[Saved data entries]
* START *

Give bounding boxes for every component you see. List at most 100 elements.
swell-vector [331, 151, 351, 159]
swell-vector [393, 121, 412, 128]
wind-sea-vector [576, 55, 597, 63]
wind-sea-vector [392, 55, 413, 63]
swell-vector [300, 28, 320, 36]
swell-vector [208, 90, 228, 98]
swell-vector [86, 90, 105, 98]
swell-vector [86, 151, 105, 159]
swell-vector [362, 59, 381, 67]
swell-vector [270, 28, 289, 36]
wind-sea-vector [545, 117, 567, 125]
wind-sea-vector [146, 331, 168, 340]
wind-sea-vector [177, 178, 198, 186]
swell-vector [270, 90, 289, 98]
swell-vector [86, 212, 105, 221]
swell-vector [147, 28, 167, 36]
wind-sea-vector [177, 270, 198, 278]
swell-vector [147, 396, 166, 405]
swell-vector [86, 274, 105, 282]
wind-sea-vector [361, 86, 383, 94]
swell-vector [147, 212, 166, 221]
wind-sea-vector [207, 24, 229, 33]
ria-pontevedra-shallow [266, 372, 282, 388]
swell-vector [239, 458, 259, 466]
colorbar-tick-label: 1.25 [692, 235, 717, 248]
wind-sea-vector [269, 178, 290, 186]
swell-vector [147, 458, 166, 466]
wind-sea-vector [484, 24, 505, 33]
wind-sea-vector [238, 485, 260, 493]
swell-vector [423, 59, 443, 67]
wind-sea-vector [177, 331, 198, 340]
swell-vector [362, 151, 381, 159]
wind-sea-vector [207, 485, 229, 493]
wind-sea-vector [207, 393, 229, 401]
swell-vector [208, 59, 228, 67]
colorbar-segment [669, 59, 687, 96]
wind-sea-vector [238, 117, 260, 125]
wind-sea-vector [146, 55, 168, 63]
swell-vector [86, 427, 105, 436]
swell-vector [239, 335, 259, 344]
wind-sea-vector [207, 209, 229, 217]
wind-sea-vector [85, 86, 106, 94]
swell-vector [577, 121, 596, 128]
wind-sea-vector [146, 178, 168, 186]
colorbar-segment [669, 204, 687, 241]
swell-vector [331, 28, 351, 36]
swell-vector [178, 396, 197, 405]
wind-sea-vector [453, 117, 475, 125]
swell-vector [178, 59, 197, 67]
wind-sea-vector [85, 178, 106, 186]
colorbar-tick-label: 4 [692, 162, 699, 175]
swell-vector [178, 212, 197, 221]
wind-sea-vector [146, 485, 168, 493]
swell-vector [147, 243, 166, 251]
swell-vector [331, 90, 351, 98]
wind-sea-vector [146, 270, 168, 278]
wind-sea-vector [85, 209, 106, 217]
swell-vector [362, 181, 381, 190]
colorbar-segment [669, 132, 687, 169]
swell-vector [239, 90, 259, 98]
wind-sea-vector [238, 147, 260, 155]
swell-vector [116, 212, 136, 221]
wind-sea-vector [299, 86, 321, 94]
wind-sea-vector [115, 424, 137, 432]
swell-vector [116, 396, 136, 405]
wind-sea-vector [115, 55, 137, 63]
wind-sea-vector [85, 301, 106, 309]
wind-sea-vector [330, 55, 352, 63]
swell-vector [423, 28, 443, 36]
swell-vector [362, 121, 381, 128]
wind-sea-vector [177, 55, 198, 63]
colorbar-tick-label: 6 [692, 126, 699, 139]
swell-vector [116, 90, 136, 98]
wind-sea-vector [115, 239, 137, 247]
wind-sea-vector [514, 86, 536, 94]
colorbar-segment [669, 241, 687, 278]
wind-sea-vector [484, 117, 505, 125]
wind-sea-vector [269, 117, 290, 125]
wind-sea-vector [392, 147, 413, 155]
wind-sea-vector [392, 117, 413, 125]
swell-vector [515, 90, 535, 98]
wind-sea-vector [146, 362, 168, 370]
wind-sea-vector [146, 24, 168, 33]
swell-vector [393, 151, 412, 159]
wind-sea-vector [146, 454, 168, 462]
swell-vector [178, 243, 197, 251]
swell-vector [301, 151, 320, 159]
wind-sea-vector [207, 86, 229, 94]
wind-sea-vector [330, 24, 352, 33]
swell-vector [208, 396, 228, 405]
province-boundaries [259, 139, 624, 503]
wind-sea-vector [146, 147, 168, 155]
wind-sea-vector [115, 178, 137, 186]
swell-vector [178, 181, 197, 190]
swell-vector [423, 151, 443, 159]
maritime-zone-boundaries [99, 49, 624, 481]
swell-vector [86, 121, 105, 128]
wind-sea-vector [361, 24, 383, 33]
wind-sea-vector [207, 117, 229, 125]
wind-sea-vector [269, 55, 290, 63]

* END *

**Written exercise**
Output the material above again, line for line, without changing anything.

**Answer for this exercise**
Give bounding boxes for every component you see. List at most 100 elements.
swell-vector [331, 151, 351, 159]
swell-vector [393, 121, 412, 128]
wind-sea-vector [576, 55, 597, 63]
wind-sea-vector [392, 55, 413, 63]
swell-vector [300, 28, 320, 36]
swell-vector [208, 90, 228, 98]
swell-vector [86, 90, 105, 98]
swell-vector [86, 151, 105, 159]
swell-vector [362, 59, 381, 67]
swell-vector [270, 28, 289, 36]
wind-sea-vector [545, 117, 567, 125]
wind-sea-vector [146, 331, 168, 340]
wind-sea-vector [177, 178, 198, 186]
swell-vector [270, 90, 289, 98]
swell-vector [86, 212, 105, 221]
swell-vector [147, 28, 167, 36]
wind-sea-vector [177, 270, 198, 278]
swell-vector [147, 396, 166, 405]
swell-vector [86, 274, 105, 282]
wind-sea-vector [361, 86, 383, 94]
swell-vector [147, 212, 166, 221]
wind-sea-vector [207, 24, 229, 33]
ria-pontevedra-shallow [266, 372, 282, 388]
swell-vector [239, 458, 259, 466]
colorbar-tick-label: 1.25 [692, 235, 717, 248]
wind-sea-vector [269, 178, 290, 186]
swell-vector [147, 458, 166, 466]
wind-sea-vector [484, 24, 505, 33]
wind-sea-vector [238, 485, 260, 493]
swell-vector [423, 59, 443, 67]
wind-sea-vector [177, 331, 198, 340]
swell-vector [362, 151, 381, 159]
wind-sea-vector [207, 485, 229, 493]
wind-sea-vector [207, 393, 229, 401]
swell-vector [208, 59, 228, 67]
colorbar-segment [669, 59, 687, 96]
wind-sea-vector [238, 117, 260, 125]
wind-sea-vector [146, 55, 168, 63]
swell-vector [86, 427, 105, 436]
swell-vector [239, 335, 259, 344]
wind-sea-vector [207, 209, 229, 217]
wind-sea-vector [85, 86, 106, 94]
swell-vector [577, 121, 596, 128]
wind-sea-vector [146, 178, 168, 186]
colorbar-segment [669, 204, 687, 241]
swell-vector [331, 28, 351, 36]
swell-vector [178, 396, 197, 405]
wind-sea-vector [453, 117, 475, 125]
swell-vector [178, 59, 197, 67]
wind-sea-vector [85, 178, 106, 186]
colorbar-tick-label: 4 [692, 162, 699, 175]
swell-vector [178, 212, 197, 221]
wind-sea-vector [146, 485, 168, 493]
swell-vector [147, 243, 166, 251]
swell-vector [331, 90, 351, 98]
wind-sea-vector [146, 270, 168, 278]
wind-sea-vector [85, 209, 106, 217]
swell-vector [362, 181, 381, 190]
colorbar-segment [669, 132, 687, 169]
swell-vector [239, 90, 259, 98]
wind-sea-vector [238, 147, 260, 155]
swell-vector [116, 212, 136, 221]
wind-sea-vector [299, 86, 321, 94]
wind-sea-vector [115, 424, 137, 432]
swell-vector [116, 396, 136, 405]
wind-sea-vector [115, 55, 137, 63]
wind-sea-vector [85, 301, 106, 309]
wind-sea-vector [330, 55, 352, 63]
swell-vector [423, 28, 443, 36]
swell-vector [362, 121, 381, 128]
wind-sea-vector [177, 55, 198, 63]
colorbar-tick-label: 6 [692, 126, 699, 139]
swell-vector [116, 90, 136, 98]
wind-sea-vector [115, 239, 137, 247]
wind-sea-vector [514, 86, 536, 94]
colorbar-segment [669, 241, 687, 278]
wind-sea-vector [484, 117, 505, 125]
wind-sea-vector [269, 117, 290, 125]
wind-sea-vector [392, 147, 413, 155]
wind-sea-vector [392, 117, 413, 125]
swell-vector [515, 90, 535, 98]
wind-sea-vector [146, 362, 168, 370]
wind-sea-vector [146, 24, 168, 33]
swell-vector [393, 151, 412, 159]
wind-sea-vector [146, 454, 168, 462]
swell-vector [178, 243, 197, 251]
swell-vector [301, 151, 320, 159]
wind-sea-vector [207, 86, 229, 94]
wind-sea-vector [330, 24, 352, 33]
swell-vector [208, 396, 228, 405]
province-boundaries [259, 139, 624, 503]
wind-sea-vector [146, 147, 168, 155]
wind-sea-vector [115, 178, 137, 186]
swell-vector [178, 181, 197, 190]
swell-vector [423, 151, 443, 159]
maritime-zone-boundaries [99, 49, 624, 481]
swell-vector [86, 121, 105, 128]
wind-sea-vector [361, 24, 383, 33]
wind-sea-vector [207, 117, 229, 125]
wind-sea-vector [269, 55, 290, 63]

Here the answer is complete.